==== RECORD EXTRACTS

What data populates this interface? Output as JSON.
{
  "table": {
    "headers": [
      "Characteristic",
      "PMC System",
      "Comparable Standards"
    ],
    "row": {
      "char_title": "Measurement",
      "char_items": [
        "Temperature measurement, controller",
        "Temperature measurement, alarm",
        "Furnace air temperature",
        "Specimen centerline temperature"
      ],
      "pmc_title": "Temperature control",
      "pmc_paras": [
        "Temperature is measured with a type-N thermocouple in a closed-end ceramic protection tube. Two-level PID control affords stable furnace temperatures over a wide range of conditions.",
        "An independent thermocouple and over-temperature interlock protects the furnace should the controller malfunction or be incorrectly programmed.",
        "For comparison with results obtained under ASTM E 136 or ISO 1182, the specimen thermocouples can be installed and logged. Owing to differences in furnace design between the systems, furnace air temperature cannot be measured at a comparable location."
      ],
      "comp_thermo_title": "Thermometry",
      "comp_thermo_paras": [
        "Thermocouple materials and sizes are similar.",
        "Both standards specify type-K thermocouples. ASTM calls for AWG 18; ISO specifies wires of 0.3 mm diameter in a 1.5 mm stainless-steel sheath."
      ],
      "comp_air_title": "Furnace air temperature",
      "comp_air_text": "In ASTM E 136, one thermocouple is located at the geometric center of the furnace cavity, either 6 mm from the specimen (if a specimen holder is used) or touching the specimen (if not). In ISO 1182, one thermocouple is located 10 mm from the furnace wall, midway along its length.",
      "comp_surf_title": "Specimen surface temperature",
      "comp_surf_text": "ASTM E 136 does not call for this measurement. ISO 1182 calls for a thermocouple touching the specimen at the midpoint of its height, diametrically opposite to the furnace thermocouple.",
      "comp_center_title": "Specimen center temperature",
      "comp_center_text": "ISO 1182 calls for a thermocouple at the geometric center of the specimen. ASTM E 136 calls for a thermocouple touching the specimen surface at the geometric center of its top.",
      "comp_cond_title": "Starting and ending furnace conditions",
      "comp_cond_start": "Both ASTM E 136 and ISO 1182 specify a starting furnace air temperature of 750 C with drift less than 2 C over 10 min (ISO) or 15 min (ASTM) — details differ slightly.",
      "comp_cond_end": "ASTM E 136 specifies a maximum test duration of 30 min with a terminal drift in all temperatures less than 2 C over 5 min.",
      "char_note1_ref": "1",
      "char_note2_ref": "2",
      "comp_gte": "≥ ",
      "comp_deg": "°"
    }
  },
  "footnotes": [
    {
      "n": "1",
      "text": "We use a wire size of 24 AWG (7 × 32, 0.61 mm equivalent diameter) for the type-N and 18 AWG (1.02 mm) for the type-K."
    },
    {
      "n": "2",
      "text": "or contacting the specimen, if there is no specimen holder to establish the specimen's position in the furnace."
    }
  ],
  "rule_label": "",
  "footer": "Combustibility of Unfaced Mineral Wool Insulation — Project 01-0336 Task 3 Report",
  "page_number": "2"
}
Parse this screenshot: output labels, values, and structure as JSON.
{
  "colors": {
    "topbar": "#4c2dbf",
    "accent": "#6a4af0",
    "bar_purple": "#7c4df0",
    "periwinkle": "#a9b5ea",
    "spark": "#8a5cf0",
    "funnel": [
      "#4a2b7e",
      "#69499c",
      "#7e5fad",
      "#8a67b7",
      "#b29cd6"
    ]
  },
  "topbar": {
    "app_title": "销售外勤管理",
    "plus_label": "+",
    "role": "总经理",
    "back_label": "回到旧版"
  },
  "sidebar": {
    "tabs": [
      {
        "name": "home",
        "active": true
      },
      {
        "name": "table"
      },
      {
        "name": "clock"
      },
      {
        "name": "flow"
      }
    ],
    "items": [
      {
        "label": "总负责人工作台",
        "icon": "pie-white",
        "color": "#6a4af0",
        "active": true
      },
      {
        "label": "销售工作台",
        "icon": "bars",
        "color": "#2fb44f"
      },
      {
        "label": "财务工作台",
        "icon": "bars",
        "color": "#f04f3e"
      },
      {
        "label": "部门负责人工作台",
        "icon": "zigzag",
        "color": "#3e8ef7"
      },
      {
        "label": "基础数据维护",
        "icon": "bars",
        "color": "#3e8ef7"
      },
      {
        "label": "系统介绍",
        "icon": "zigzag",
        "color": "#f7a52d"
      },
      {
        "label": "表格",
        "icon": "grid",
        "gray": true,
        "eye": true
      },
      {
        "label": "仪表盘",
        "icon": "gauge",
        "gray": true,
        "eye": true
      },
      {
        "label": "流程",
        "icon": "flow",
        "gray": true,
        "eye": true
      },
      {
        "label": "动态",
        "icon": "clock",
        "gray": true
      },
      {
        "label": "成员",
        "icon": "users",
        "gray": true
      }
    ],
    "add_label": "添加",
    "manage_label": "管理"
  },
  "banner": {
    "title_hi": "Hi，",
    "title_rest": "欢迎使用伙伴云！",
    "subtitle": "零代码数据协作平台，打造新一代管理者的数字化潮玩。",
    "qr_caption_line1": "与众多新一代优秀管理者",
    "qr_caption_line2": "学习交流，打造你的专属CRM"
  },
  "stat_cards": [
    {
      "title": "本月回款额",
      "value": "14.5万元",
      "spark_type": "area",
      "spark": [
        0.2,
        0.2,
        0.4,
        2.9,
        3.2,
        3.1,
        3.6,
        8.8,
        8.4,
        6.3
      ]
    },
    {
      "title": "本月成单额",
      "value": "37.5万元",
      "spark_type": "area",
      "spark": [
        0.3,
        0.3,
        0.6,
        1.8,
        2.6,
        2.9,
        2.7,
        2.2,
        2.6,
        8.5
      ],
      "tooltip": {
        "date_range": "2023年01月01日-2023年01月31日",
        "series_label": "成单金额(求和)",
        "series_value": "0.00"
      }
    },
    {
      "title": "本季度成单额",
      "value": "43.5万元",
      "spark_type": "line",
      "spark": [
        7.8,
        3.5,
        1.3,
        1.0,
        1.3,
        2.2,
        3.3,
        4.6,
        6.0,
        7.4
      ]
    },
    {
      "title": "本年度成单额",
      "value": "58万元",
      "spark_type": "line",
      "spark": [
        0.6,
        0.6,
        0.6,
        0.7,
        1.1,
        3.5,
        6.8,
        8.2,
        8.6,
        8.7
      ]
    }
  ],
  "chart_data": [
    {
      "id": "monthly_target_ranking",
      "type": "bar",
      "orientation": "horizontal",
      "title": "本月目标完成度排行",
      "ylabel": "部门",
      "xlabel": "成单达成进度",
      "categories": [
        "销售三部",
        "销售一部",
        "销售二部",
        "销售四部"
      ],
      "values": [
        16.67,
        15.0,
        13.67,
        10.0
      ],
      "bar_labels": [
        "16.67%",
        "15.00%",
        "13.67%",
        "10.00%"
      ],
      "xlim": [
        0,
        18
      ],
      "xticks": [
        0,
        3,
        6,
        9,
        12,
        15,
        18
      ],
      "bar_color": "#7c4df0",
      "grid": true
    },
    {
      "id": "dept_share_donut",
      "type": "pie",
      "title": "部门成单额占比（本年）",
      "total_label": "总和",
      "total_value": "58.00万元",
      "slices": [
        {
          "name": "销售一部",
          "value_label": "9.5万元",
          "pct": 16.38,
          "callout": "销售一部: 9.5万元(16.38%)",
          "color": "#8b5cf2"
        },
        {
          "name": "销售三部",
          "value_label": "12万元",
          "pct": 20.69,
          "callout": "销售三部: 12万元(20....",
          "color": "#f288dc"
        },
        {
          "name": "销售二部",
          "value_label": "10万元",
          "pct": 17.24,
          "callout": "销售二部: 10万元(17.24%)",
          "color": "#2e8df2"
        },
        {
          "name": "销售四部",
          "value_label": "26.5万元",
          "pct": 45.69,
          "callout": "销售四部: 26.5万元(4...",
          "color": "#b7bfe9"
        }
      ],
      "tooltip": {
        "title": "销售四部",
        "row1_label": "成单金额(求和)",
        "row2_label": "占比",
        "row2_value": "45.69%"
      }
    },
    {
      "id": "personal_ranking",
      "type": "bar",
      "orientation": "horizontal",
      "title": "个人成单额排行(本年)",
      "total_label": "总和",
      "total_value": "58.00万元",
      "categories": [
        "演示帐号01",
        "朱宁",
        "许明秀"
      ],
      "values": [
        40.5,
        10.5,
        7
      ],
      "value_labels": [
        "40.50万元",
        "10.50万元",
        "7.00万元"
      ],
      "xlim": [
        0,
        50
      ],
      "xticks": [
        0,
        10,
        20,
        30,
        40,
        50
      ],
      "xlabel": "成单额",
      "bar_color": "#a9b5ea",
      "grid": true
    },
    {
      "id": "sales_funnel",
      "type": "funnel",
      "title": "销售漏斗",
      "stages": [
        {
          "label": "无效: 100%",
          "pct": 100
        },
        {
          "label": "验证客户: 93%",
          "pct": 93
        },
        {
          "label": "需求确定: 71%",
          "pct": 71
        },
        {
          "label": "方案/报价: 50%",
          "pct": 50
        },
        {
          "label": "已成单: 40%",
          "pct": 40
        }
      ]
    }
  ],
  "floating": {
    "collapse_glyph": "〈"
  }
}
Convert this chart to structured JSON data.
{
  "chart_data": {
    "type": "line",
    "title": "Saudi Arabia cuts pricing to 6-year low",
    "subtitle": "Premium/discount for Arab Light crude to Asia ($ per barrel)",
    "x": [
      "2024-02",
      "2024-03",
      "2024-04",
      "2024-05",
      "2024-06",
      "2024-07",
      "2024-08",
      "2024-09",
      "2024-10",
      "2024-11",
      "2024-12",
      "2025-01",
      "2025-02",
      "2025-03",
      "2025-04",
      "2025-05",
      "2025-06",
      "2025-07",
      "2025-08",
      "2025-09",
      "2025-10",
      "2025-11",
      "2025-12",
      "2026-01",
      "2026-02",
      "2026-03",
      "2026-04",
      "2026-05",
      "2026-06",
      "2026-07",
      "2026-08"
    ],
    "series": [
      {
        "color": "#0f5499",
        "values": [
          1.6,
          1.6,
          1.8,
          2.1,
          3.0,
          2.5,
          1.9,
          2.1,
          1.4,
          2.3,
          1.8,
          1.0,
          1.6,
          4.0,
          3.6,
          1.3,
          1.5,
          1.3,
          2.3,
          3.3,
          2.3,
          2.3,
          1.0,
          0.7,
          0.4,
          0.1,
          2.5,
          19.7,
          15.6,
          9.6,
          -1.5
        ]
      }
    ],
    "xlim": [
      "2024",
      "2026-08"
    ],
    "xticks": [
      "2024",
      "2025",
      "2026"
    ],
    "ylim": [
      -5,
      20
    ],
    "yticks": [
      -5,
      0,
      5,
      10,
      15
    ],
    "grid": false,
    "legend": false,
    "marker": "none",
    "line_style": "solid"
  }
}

========

• **EXERCISE**
Check each line of the records for the word "name" and extract those that contain it.

• **RESPONSE TO THE EXERCISE**
        "name": "home",
        "name": "table"
        "name": "clock"
        "name": "flow"
          "name": "销售一部",
          "name": "销售三部",
          "name": "销售二部",
          "name": "销售四部",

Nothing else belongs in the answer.